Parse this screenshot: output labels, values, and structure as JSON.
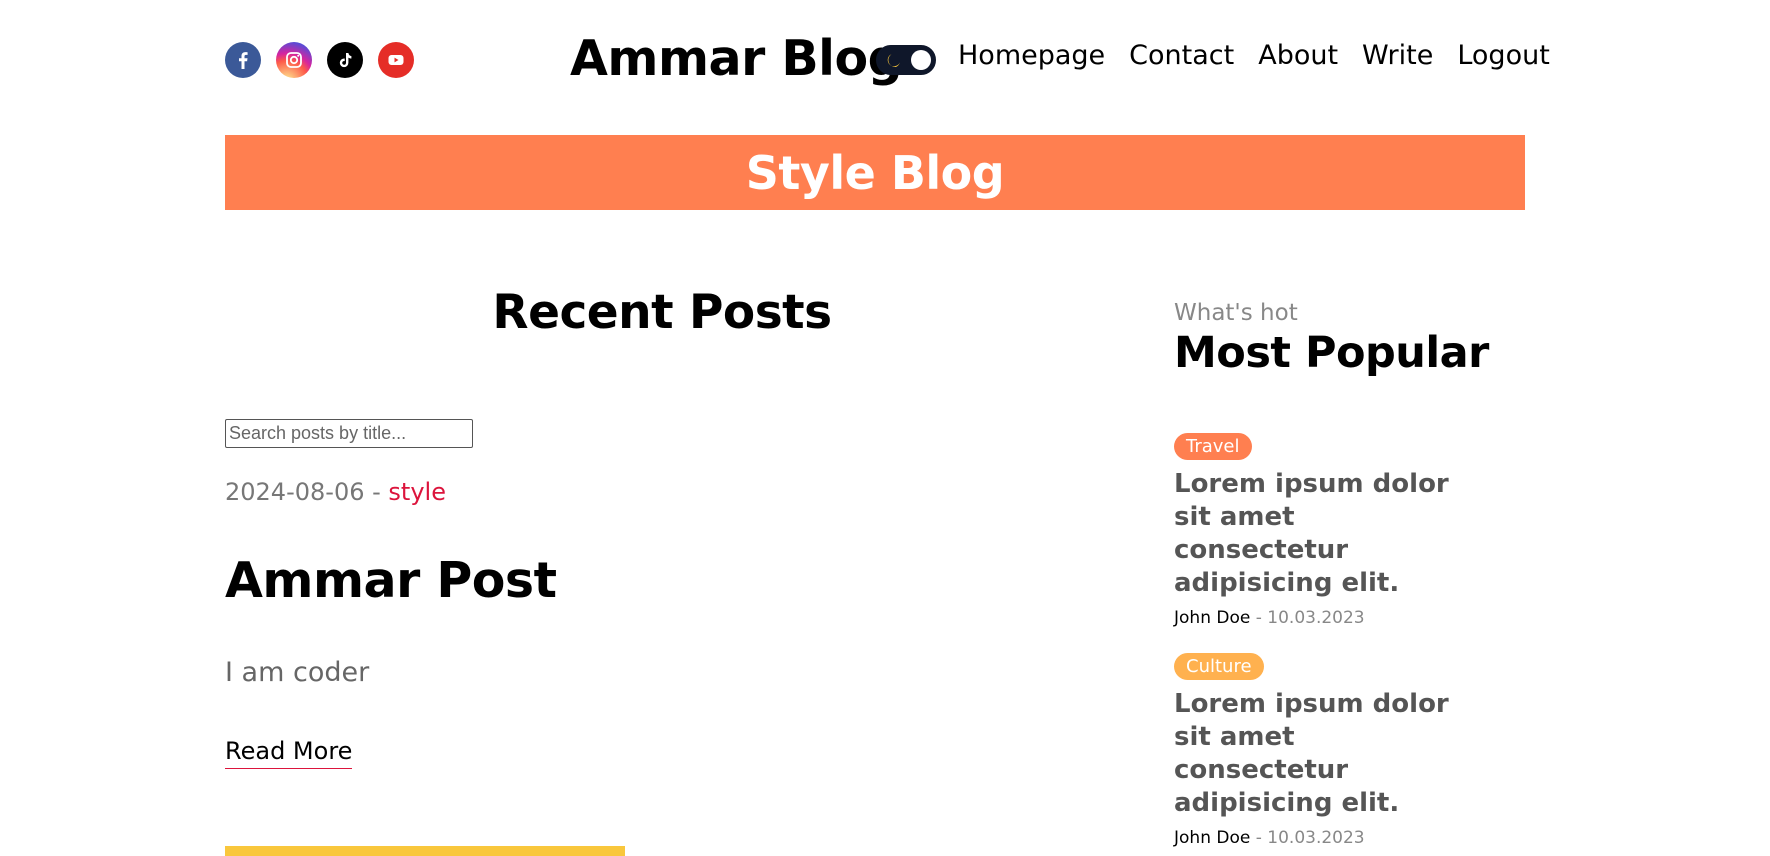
{
  "header": {
    "social": [
      {
        "icon": "facebook-icon",
        "color": "#3b5998"
      },
      {
        "icon": "instagram-icon",
        "color": "#d6249f"
      },
      {
        "icon": "tiktok-icon",
        "color": "#000000"
      },
      {
        "icon": "youtube-icon",
        "color": "#e52d27"
      }
    ],
    "logo": "Ammar Blog",
    "theme_toggle": {
      "icon": "moon-icon",
      "mode": "dark"
    },
    "nav": [
      "Homepage",
      "Contact",
      "About",
      "Write",
      "Logout"
    ]
  },
  "banner": {
    "title": "Style Blog",
    "color": "#ff7f50"
  },
  "recent": {
    "title": "Recent Posts",
    "search_placeholder": "Search posts by title...",
    "posts": [
      {
        "date": "2024-08-06",
        "separator": " - ",
        "category": "style",
        "title": "Ammar Post",
        "description": "I am coder",
        "read_more": "Read More"
      }
    ]
  },
  "sidebar": {
    "subtitle": "What's hot",
    "title": "Most Popular",
    "items": [
      {
        "category": "Travel",
        "category_color": "#ff7f50",
        "title": "Lorem ipsum dolor sit amet consectetur adipisicing elit.",
        "author": "John Doe",
        "separator": " - ",
        "date": "10.03.2023"
      },
      {
        "category": "Culture",
        "category_color": "#ffb14f",
        "title": "Lorem ipsum dolor sit amet consectetur adipisicing elit.",
        "author": "John Doe",
        "separator": " - ",
        "date": "10.03.2023"
      }
    ]
  },
  "colors": {
    "accent": "#dc143c",
    "highlight_bar": "#f9c73c"
  }
}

# WHAT TO WORK ON:
Copy out each line exactly, without the pictures.

# RESPONSE TO THE EXERCISE:
Parse this screenshot: output labels, values, and structure as JSON.
{
  "header": {
    "social": [
      {
        "icon": "facebook-icon",
        "color": "#3b5998"
      },
      {
        "icon": "instagram-icon",
        "color": "#d6249f"
      },
      {
        "icon": "tiktok-icon",
        "color": "#000000"
      },
      {
        "icon": "youtube-icon",
        "color": "#e52d27"
      }
    ],
    "logo": "Ammar Blog",
    "theme_toggle": {
      "icon": "moon-icon",
      "mode": "dark"
    },
    "nav": [
      "Homepage",
      "Contact",
      "About",
      "Write",
      "Logout"
    ]
  },
  "banner": {
    "title": "Style Blog",
    "color": "#ff7f50"
  },
  "recent": {
    "title": "Recent Posts",
    "search_placeholder": "Search posts by title...",
    "posts": [
      {
        "date": "2024-08-06",
        "separator": " - ",
        "category": "style",
        "title": "Ammar Post",
        "description": "I am coder",
        "read_more": "Read More"
      }
    ]
  },
  "sidebar": {
    "subtitle": "What's hot",
    "title": "Most Popular",
    "items": [
      {
        "category": "Travel",
        "category_color": "#ff7f50",
        "title": "Lorem ipsum dolor sit amet consectetur adipisicing elit.",
        "author": "John Doe",
        "separator": " - ",
        "date": "10.03.2023"
      },
      {
        "category": "Culture",
        "category_color": "#ffb14f",
        "title": "Lorem ipsum dolor sit amet consectetur adipisicing elit.",
        "author": "John Doe",
        "separator": " - ",
        "date": "10.03.2023"
      }
    ]
  },
  "colors": {
    "accent": "#dc143c",
    "highlight_bar": "#f9c73c"
  }
}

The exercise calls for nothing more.